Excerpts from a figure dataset

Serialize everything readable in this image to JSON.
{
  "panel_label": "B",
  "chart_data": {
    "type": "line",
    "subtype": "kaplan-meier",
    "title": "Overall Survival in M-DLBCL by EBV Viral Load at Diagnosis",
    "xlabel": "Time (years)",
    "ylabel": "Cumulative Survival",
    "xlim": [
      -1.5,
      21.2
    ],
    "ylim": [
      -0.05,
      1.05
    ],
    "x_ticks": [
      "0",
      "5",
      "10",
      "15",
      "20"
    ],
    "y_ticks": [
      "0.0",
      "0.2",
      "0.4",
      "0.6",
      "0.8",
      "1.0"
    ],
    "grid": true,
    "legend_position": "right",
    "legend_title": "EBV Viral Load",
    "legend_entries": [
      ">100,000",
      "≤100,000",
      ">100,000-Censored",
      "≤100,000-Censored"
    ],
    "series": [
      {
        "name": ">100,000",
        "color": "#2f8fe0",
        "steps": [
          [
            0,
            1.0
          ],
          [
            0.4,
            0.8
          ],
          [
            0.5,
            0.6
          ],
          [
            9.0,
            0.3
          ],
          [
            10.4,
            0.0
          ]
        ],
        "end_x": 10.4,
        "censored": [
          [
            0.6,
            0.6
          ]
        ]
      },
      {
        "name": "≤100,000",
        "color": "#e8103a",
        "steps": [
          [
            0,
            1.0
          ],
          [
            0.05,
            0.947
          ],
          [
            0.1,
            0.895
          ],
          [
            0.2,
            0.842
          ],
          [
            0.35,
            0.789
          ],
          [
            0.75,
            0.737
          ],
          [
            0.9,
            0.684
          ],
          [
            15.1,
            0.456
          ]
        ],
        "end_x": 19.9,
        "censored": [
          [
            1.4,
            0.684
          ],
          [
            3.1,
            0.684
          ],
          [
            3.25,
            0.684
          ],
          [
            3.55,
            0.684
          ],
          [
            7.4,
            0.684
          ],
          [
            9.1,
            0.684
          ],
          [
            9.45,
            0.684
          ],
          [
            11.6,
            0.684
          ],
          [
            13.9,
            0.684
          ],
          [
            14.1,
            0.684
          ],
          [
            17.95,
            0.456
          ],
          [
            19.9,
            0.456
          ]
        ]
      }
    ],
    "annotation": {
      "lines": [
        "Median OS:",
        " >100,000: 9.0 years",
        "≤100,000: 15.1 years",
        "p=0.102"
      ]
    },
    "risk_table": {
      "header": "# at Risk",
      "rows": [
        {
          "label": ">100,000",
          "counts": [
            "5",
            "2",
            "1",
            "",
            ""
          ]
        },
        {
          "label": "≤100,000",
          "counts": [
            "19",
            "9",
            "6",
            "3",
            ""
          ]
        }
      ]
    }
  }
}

→ WHAT YOU WILL DO
Set down each line of the data precisely as it appears above.

→ ANSWER TO THE EXERCISE
Serialize everything readable in this image to JSON.
{
  "panel_label": "B",
  "chart_data": {
    "type": "line",
    "subtype": "kaplan-meier",
    "title": "Overall Survival in M-DLBCL by EBV Viral Load at Diagnosis",
    "xlabel": "Time (years)",
    "ylabel": "Cumulative Survival",
    "xlim": [
      -1.5,
      21.2
    ],
    "ylim": [
      -0.05,
      1.05
    ],
    "x_ticks": [
      "0",
      "5",
      "10",
      "15",
      "20"
    ],
    "y_ticks": [
      "0.0",
      "0.2",
      "0.4",
      "0.6",
      "0.8",
      "1.0"
    ],
    "grid": true,
    "legend_position": "right",
    "legend_title": "EBV Viral Load",
    "legend_entries": [
      ">100,000",
      "≤100,000",
      ">100,000-Censored",
      "≤100,000-Censored"
    ],
    "series": [
      {
        "name": ">100,000",
        "color": "#2f8fe0",
        "steps": [
          [
            0,
            1.0
          ],
          [
            0.4,
            0.8
          ],
          [
            0.5,
            0.6
          ],
          [
            9.0,
            0.3
          ],
          [
            10.4,
            0.0
          ]
        ],
        "end_x": 10.4,
        "censored": [
          [
            0.6,
            0.6
          ]
        ]
      },
      {
        "name": "≤100,000",
        "color": "#e8103a",
        "steps": [
          [
            0,
            1.0
          ],
          [
            0.05,
            0.947
          ],
          [
            0.1,
            0.895
          ],
          [
            0.2,
            0.842
          ],
          [
            0.35,
            0.789
          ],
          [
            0.75,
            0.737
          ],
          [
            0.9,
            0.684
          ],
          [
            15.1,
            0.456
          ]
        ],
        "end_x": 19.9,
        "censored": [
          [
            1.4,
            0.684
          ],
          [
            3.1,
            0.684
          ],
          [
            3.25,
            0.684
          ],
          [
            3.55,
            0.684
          ],
          [
            7.4,
            0.684
          ],
          [
            9.1,
            0.684
          ],
          [
            9.45,
            0.684
          ],
          [
            11.6,
            0.684
          ],
          [
            13.9,
            0.684
          ],
          [
            14.1,
            0.684
          ],
          [
            17.95,
            0.456
          ],
          [
            19.9,
            0.456
          ]
        ]
      }
    ],
    "annotation": {
      "lines": [
        "Median OS:",
        " >100,000: 9.0 years",
        "≤100,000: 15.1 years",
        "p=0.102"
      ]
    },
    "risk_table": {
      "header": "# at Risk",
      "rows": [
        {
          "label": ">100,000",
          "counts": [
            "5",
            "2",
            "1",
            "",
            ""
          ]
        },
        {
          "label": "≤100,000",
          "counts": [
            "19",
            "9",
            "6",
            "3",
            ""
          ]
        }
      ]
    }
  }
}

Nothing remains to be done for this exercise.